- **DIRECTION**
Reproduce every row below word for word, leaving out the pictures.

***

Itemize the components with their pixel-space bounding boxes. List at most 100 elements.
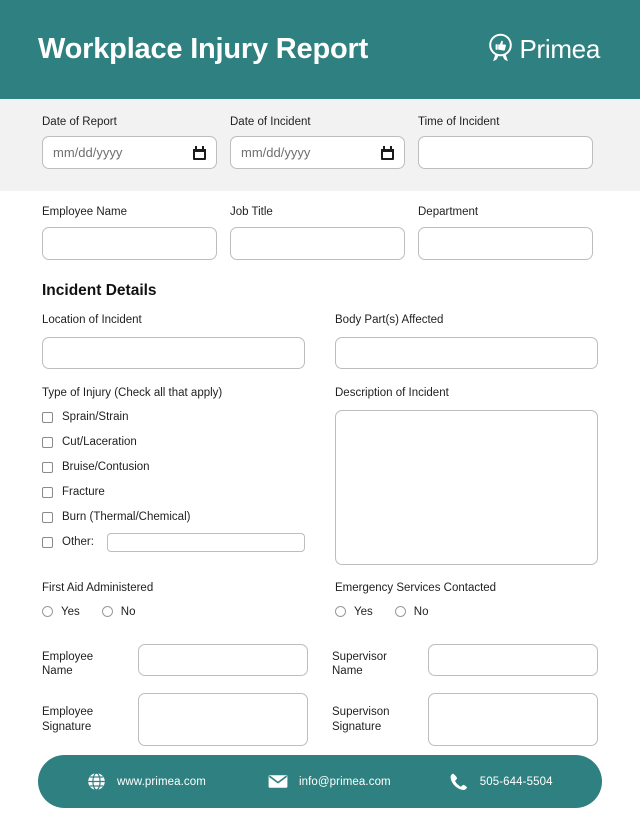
- report-dates-section: Date of Report mm/dd/yyyy Date of Incide…: [0, 99, 640, 191]
- field-employee-name: Employee Name: [42, 205, 217, 259]
- field-employee-signature: Employee Signature: [42, 693, 308, 746]
- date-of-incident-placeholder: mm/dd/yyyy: [241, 145, 310, 160]
- checkbox-other[interactable]: [42, 537, 53, 548]
- first-aid-group: First Aid Administered Yes No: [42, 582, 305, 618]
- label-cut-laceration: Cut/Laceration: [62, 436, 137, 448]
- label-body-part-affected: Body Part(s) Affected: [335, 314, 598, 326]
- label-date-of-report: Date of Report: [42, 115, 217, 129]
- input-employee-signature[interactable]: [138, 693, 308, 746]
- employee-info-section: Employee Name Job Title Department Incid…: [0, 191, 640, 746]
- label-type-of-injury: Type of Injury (Check all that apply): [42, 387, 305, 399]
- date-of-report-placeholder: mm/dd/yyyy: [53, 145, 122, 160]
- supervisor-signature-column: Supervisor Name Supervison Signature: [332, 644, 598, 746]
- input-time-of-incident[interactable]: [418, 136, 593, 169]
- injury-type-group: Type of Injury (Check all that apply) Sp…: [42, 387, 305, 565]
- textarea-description-of-incident[interactable]: [335, 410, 598, 565]
- employee-signature-column: Employee Name Employee Signature: [42, 644, 308, 746]
- field-supervisor-signature: Supervison Signature: [332, 693, 598, 746]
- label-emergency-yes: Yes: [354, 606, 373, 618]
- label-first-aid-no: No: [121, 606, 136, 618]
- field-time-of-incident: Time of Incident: [418, 115, 593, 169]
- incident-middle-row: Type of Injury (Check all that apply) Sp…: [42, 387, 598, 565]
- checkbox-row-cut-laceration[interactable]: Cut/Laceration: [42, 435, 305, 450]
- field-date-of-incident: Date of Incident mm/dd/yyyy: [230, 115, 405, 169]
- footer-email[interactable]: info@primea.com: [268, 772, 391, 792]
- checkbox-cut-laceration[interactable]: [42, 437, 53, 448]
- label-fracture: Fracture: [62, 486, 105, 498]
- radio-emergency-yes[interactable]: Yes: [335, 606, 373, 618]
- input-location-of-incident[interactable]: [42, 337, 305, 369]
- label-job-title: Job Title: [230, 205, 405, 219]
- label-employee-sig-line1: Employee: [42, 706, 93, 718]
- radio-emergency-no[interactable]: No: [395, 606, 429, 618]
- globe-icon: [86, 772, 106, 792]
- field-employee-name-signature: Employee Name: [42, 644, 308, 679]
- phone-icon: [449, 772, 469, 792]
- input-body-part-affected[interactable]: [335, 337, 598, 369]
- label-date-of-incident: Date of Incident: [230, 115, 405, 129]
- checkbox-row-fracture[interactable]: Fracture: [42, 485, 305, 500]
- incident-details-heading: Incident Details: [42, 282, 598, 300]
- brand-logo: Primea: [487, 33, 600, 67]
- input-supervisor-name-signature[interactable]: [428, 644, 598, 676]
- label-employee-sig-line2: Signature: [42, 721, 91, 733]
- input-department[interactable]: [418, 227, 593, 260]
- field-date-of-report: Date of Report mm/dd/yyyy: [42, 115, 217, 169]
- label-other: Other:: [62, 536, 94, 548]
- input-date-of-report[interactable]: mm/dd/yyyy: [42, 136, 217, 169]
- radio-button-emergency-no[interactable]: [395, 606, 406, 617]
- footer-phone-text: 505-644-5504: [480, 776, 553, 788]
- footer-website-text: www.primea.com: [117, 776, 206, 788]
- input-supervisor-signature[interactable]: [428, 693, 598, 746]
- checkbox-row-bruise-contusion[interactable]: Bruise/Contusion: [42, 460, 305, 475]
- field-department: Department: [418, 205, 593, 259]
- input-employee-name-signature[interactable]: [138, 644, 308, 676]
- checkbox-fracture[interactable]: [42, 487, 53, 498]
- radio-button-emergency-yes[interactable]: [335, 606, 346, 617]
- field-description-of-incident: Description of Incident: [335, 387, 598, 565]
- checkbox-burn[interactable]: [42, 512, 53, 523]
- checkbox-sprain-strain[interactable]: [42, 412, 53, 423]
- input-other-injury[interactable]: [107, 533, 305, 552]
- page-footer: www.primea.com info@primea.com 505-644-5…: [38, 755, 602, 808]
- label-location-of-incident: Location of Incident: [42, 314, 305, 326]
- checkbox-row-burn[interactable]: Burn (Thermal/Chemical): [42, 510, 305, 525]
- label-supervisor-sig-line1: Supervison: [332, 706, 390, 718]
- footer-website[interactable]: www.primea.com: [86, 772, 206, 792]
- envelope-icon: [268, 772, 288, 792]
- label-bruise-contusion: Bruise/Contusion: [62, 461, 150, 473]
- field-job-title: Job Title: [230, 205, 405, 259]
- checkbox-row-other[interactable]: Other:: [42, 535, 305, 550]
- footer-phone[interactable]: 505-644-5504: [449, 772, 553, 792]
- label-department: Department: [418, 205, 593, 219]
- label-supervisor-sig-line2: Signature: [332, 721, 381, 733]
- checkbox-bruise-contusion[interactable]: [42, 462, 53, 473]
- checkbox-row-sprain-strain[interactable]: Sprain/Strain: [42, 410, 305, 425]
- label-time-of-incident: Time of Incident: [418, 115, 593, 129]
- field-supervisor-name-signature: Supervisor Name: [332, 644, 598, 679]
- label-supervisor-name-sig: Supervisor Name: [332, 644, 416, 679]
- input-employee-name[interactable]: [42, 227, 217, 260]
- brand-name: Primea: [519, 34, 600, 65]
- radio-button-first-aid-no[interactable]: [102, 606, 113, 617]
- label-employee-name-line2: Name: [42, 665, 73, 677]
- field-body-part-affected: Body Part(s) Affected: [335, 314, 598, 369]
- page-title: Workplace Injury Report: [38, 35, 368, 64]
- label-description-of-incident: Description of Incident: [335, 387, 598, 399]
- label-burn: Burn (Thermal/Chemical): [62, 511, 190, 523]
- input-date-of-incident[interactable]: mm/dd/yyyy: [230, 136, 405, 169]
- calendar-icon[interactable]: [381, 146, 394, 160]
- signatures-section: Employee Name Employee Signature Supervi…: [42, 644, 598, 746]
- label-employee-name-sig: Employee Name: [42, 644, 126, 679]
- calendar-icon[interactable]: [193, 146, 206, 160]
- radio-first-aid-no[interactable]: No: [102, 606, 136, 618]
- input-job-title[interactable]: [230, 227, 405, 260]
- incident-top-row: Location of Incident Body Part(s) Affect…: [42, 314, 598, 369]
- label-emergency-no: No: [414, 606, 429, 618]
- badge-thumbs-up-icon: [487, 33, 514, 67]
- page-header: Workplace Injury Report Primea: [0, 0, 640, 99]
- radio-button-first-aid-yes[interactable]: [42, 606, 53, 617]
- label-employee-signature: Employee Signature: [42, 693, 126, 734]
- radio-first-aid-yes[interactable]: Yes: [42, 606, 80, 618]
- label-employee-name: Employee Name: [42, 205, 217, 219]
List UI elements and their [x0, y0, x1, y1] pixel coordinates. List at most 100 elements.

***

- **FINAL RESULT**
Itemize the components with their pixel-space bounding boxes. List at most 100 elements.
- report-dates-section: Date of Report mm/dd/yyyy Date of Incide…: [0, 99, 640, 191]
- field-employee-name: Employee Name: [42, 205, 217, 259]
- field-employee-signature: Employee Signature: [42, 693, 308, 746]
- date-of-incident-placeholder: mm/dd/yyyy: [241, 145, 310, 160]
- checkbox-other[interactable]: [42, 537, 53, 548]
- first-aid-group: First Aid Administered Yes No: [42, 582, 305, 618]
- label-cut-laceration: Cut/Laceration: [62, 436, 137, 448]
- label-body-part-affected: Body Part(s) Affected: [335, 314, 598, 326]
- label-date-of-report: Date of Report: [42, 115, 217, 129]
- input-employee-signature[interactable]: [138, 693, 308, 746]
- employee-info-section: Employee Name Job Title Department Incid…: [0, 191, 640, 746]
- label-type-of-injury: Type of Injury (Check all that apply): [42, 387, 305, 399]
- date-of-report-placeholder: mm/dd/yyyy: [53, 145, 122, 160]
- supervisor-signature-column: Supervisor Name Supervison Signature: [332, 644, 598, 746]
- input-time-of-incident[interactable]: [418, 136, 593, 169]
- injury-type-group: Type of Injury (Check all that apply) Sp…: [42, 387, 305, 565]
- textarea-description-of-incident[interactable]: [335, 410, 598, 565]
- employee-signature-column: Employee Name Employee Signature: [42, 644, 308, 746]
- field-supervisor-signature: Supervison Signature: [332, 693, 598, 746]
- label-emergency-yes: Yes: [354, 606, 373, 618]
- label-first-aid-no: No: [121, 606, 136, 618]
- field-time-of-incident: Time of Incident: [418, 115, 593, 169]
- incident-middle-row: Type of Injury (Check all that apply) Sp…: [42, 387, 598, 565]
- checkbox-row-cut-laceration[interactable]: Cut/Laceration: [42, 435, 305, 450]
- field-date-of-incident: Date of Incident mm/dd/yyyy: [230, 115, 405, 169]
- footer-email[interactable]: info@primea.com: [268, 772, 391, 792]
- checkbox-cut-laceration[interactable]: [42, 437, 53, 448]
- label-fracture: Fracture: [62, 486, 105, 498]
- radio-emergency-yes[interactable]: Yes: [335, 606, 373, 618]
- input-location-of-incident[interactable]: [42, 337, 305, 369]
- label-job-title: Job Title: [230, 205, 405, 219]
- label-employee-sig-line1: Employee: [42, 706, 93, 718]
- radio-emergency-no[interactable]: No: [395, 606, 429, 618]
- globe-icon: [86, 772, 106, 792]
- field-employee-name-signature: Employee Name: [42, 644, 308, 679]
- phone-icon: [449, 772, 469, 792]
- input-body-part-affected[interactable]: [335, 337, 598, 369]
- label-date-of-incident: Date of Incident: [230, 115, 405, 129]
- checkbox-row-fracture[interactable]: Fracture: [42, 485, 305, 500]
- incident-details-heading: Incident Details: [42, 282, 598, 300]
- brand-logo: Primea: [487, 33, 600, 67]
- input-supervisor-name-signature[interactable]: [428, 644, 598, 676]
- label-employee-sig-line2: Signature: [42, 721, 91, 733]
- input-department[interactable]: [418, 227, 593, 260]
- field-date-of-report: Date of Report mm/dd/yyyy: [42, 115, 217, 169]
- label-other: Other:: [62, 536, 94, 548]
- input-date-of-report[interactable]: mm/dd/yyyy: [42, 136, 217, 169]
- radio-button-emergency-no[interactable]: [395, 606, 406, 617]
- footer-phone-text: 505-644-5504: [480, 776, 553, 788]
- footer-website-text: www.primea.com: [117, 776, 206, 788]
- input-supervisor-signature[interactable]: [428, 693, 598, 746]
- checkbox-row-bruise-contusion[interactable]: Bruise/Contusion: [42, 460, 305, 475]
- field-department: Department: [418, 205, 593, 259]
- input-employee-name-signature[interactable]: [138, 644, 308, 676]
- checkbox-fracture[interactable]: [42, 487, 53, 498]
- radio-button-emergency-yes[interactable]: [335, 606, 346, 617]
- field-description-of-incident: Description of Incident: [335, 387, 598, 565]
- checkbox-burn[interactable]: [42, 512, 53, 523]
- checkbox-sprain-strain[interactable]: [42, 412, 53, 423]
- input-other-injury[interactable]: [107, 533, 305, 552]
- page-footer: www.primea.com info@primea.com 505-644-5…: [38, 755, 602, 808]
- label-location-of-incident: Location of Incident: [42, 314, 305, 326]
- checkbox-row-burn[interactable]: Burn (Thermal/Chemical): [42, 510, 305, 525]
- label-supervisor-sig-line1: Supervison: [332, 706, 390, 718]
- footer-website[interactable]: www.primea.com: [86, 772, 206, 792]
- envelope-icon: [268, 772, 288, 792]
- label-bruise-contusion: Bruise/Contusion: [62, 461, 150, 473]
- field-job-title: Job Title: [230, 205, 405, 259]
- checkbox-row-other[interactable]: Other:: [42, 535, 305, 550]
- footer-phone[interactable]: 505-644-5504: [449, 772, 553, 792]
- label-department: Department: [418, 205, 593, 219]
- label-supervisor-sig-line2: Signature: [332, 721, 381, 733]
- checkbox-bruise-contusion[interactable]: [42, 462, 53, 473]
- checkbox-row-sprain-strain[interactable]: Sprain/Strain: [42, 410, 305, 425]
- label-time-of-incident: Time of Incident: [418, 115, 593, 129]
- field-supervisor-name-signature: Supervisor Name: [332, 644, 598, 679]
- label-supervisor-name-sig: Supervisor Name: [332, 644, 416, 679]
- input-employee-name[interactable]: [42, 227, 217, 260]
- brand-name: Primea: [519, 34, 600, 65]
- radio-button-first-aid-no[interactable]: [102, 606, 113, 617]
- label-employee-name-line2: Name: [42, 665, 73, 677]
- field-body-part-affected: Body Part(s) Affected: [335, 314, 598, 369]
- page-title: Workplace Injury Report: [38, 35, 368, 64]
- label-description-of-incident: Description of Incident: [335, 387, 598, 399]
- label-burn: Burn (Thermal/Chemical): [62, 511, 190, 523]
- input-date-of-incident[interactable]: mm/dd/yyyy: [230, 136, 405, 169]
- calendar-icon[interactable]: [381, 146, 394, 160]
- signatures-section: Employee Name Employee Signature Supervi…: [42, 644, 598, 746]
- label-employee-name-sig: Employee Name: [42, 644, 126, 679]
- calendar-icon[interactable]: [193, 146, 206, 160]
- radio-first-aid-no[interactable]: No: [102, 606, 136, 618]
- input-job-title[interactable]: [230, 227, 405, 260]
- incident-top-row: Location of Incident Body Part(s) Affect…: [42, 314, 598, 369]
- label-emergency-no: No: [414, 606, 429, 618]
- badge-thumbs-up-icon: [487, 33, 514, 67]
- page-header: Workplace Injury Report Primea: [0, 0, 640, 99]
- radio-button-first-aid-yes[interactable]: [42, 606, 53, 617]
- label-employee-signature: Employee Signature: [42, 693, 126, 734]
- radio-first-aid-yes[interactable]: Yes: [42, 606, 80, 618]
- label-employee-name: Employee Name: [42, 205, 217, 219]
List UI elements and their [x0, y0, x1, y1] pixel coordinates. List at most 100 elements.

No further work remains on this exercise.